:: What the task requires ::
Every line below must be reproduced exactly. Copy them all.

:: Material to process ::
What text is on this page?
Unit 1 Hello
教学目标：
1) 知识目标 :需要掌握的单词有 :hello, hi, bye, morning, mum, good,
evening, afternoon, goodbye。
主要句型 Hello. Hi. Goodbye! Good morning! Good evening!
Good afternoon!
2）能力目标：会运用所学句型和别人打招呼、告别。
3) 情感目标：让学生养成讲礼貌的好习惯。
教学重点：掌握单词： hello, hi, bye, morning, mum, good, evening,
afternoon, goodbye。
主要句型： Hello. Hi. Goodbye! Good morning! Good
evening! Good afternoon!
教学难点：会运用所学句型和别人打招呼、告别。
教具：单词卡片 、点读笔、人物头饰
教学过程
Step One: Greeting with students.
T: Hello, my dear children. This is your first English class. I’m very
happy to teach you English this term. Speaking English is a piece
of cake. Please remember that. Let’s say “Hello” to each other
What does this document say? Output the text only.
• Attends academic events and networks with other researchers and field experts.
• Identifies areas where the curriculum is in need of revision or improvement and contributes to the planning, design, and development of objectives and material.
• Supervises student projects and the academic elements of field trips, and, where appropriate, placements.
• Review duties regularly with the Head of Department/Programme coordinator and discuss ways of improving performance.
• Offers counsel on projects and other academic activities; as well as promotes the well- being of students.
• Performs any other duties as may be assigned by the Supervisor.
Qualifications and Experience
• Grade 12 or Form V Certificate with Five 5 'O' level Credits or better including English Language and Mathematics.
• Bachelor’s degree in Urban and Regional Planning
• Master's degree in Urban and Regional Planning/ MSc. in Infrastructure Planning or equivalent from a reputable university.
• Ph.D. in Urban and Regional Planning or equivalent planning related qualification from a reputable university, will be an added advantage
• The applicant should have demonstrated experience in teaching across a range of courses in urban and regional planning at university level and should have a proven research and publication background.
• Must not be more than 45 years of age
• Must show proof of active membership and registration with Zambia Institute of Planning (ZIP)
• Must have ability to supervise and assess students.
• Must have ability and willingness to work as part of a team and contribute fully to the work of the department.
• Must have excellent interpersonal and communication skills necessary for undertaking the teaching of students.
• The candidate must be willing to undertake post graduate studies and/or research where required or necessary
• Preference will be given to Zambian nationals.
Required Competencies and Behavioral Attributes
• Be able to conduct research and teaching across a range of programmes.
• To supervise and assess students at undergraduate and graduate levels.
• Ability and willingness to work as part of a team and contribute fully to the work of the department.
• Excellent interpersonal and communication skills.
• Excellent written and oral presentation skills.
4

:: Output of the exercise ::
What text is on this page?
Unit 1 Hello
教学目标：
1) 知识目标 :需要掌握的单词有 :hello, hi, bye, morning, mum, good,
evening, afternoon, goodbye。
主要句型 Hello. Hi. Goodbye! Good morning! Good evening!
Good afternoon!
2）能力目标：会运用所学句型和别人打招呼、告别。
3) 情感目标：让学生养成讲礼貌的好习惯。
教学重点：掌握单词： hello, hi, bye, morning, mum, good, evening,
afternoon, goodbye。
主要句型： Hello. Hi. Goodbye! Good morning! Good
evening! Good afternoon!
教学难点：会运用所学句型和别人打招呼、告别。
教具：单词卡片 、点读笔、人物头饰
教学过程
Step One: Greeting with students.
T: Hello, my dear children. This is your first English class. I’m very
happy to teach you English this term. Speaking English is a piece
of cake. Please remember that. Let’s say “Hello” to each other
What does this document say? Output the text only.
• Attends academic events and networks with other researchers and field experts.
• Identifies areas where the curriculum is in need of revision or improvement and contributes to the planning, design, and development of objectives and material.
• Supervises student projects and the academic elements of field trips, and, where appropriate, placements.
• Review duties regularly with the Head of Department/Programme coordinator and discuss ways of improving performance.
• Offers counsel on projects and other academic activities; as well as promotes the well- being of students.
• Performs any other duties as may be assigned by the Supervisor.
Qualifications and Experience
• Grade 12 or Form V Certificate with Five 5 'O' level Credits or better including English Language and Mathematics.
• Bachelor’s degree in Urban and Regional Planning
• Master's degree in Urban and Regional Planning/ MSc. in Infrastructure Planning or equivalent from a reputable university.
• Ph.D. in Urban and Regional Planning or equivalent planning related qualification from a reputable university, will be an added advantage
• The applicant should have demonstrated experience in teaching across a range of courses in urban and regional planning at university level and should have a proven research and publication background.
• Must not be more than 45 years of age
• Must show proof of active membership and registration with Zambia Institute of Planning (ZIP)
• Must have ability to supervise and assess students.
• Must have ability and willingness to work as part of a team and contribute fully to the work of the department.
• Must have excellent interpersonal and communication skills necessary for undertaking the teaching of students.
• The candidate must be willing to undertake post graduate studies and/or research where required or necessary
• Preference will be given to Zambian nationals.
Required Competencies and Behavioral Attributes
• Be able to conduct research and teaching across a range of programmes.
• To supervise and assess students at undergraduate and graduate levels.
• Ability and willingness to work as part of a team and contribute fully to the work of the department.
• Excellent interpersonal and communication skills.
• Excellent written and oral presentation skills.
4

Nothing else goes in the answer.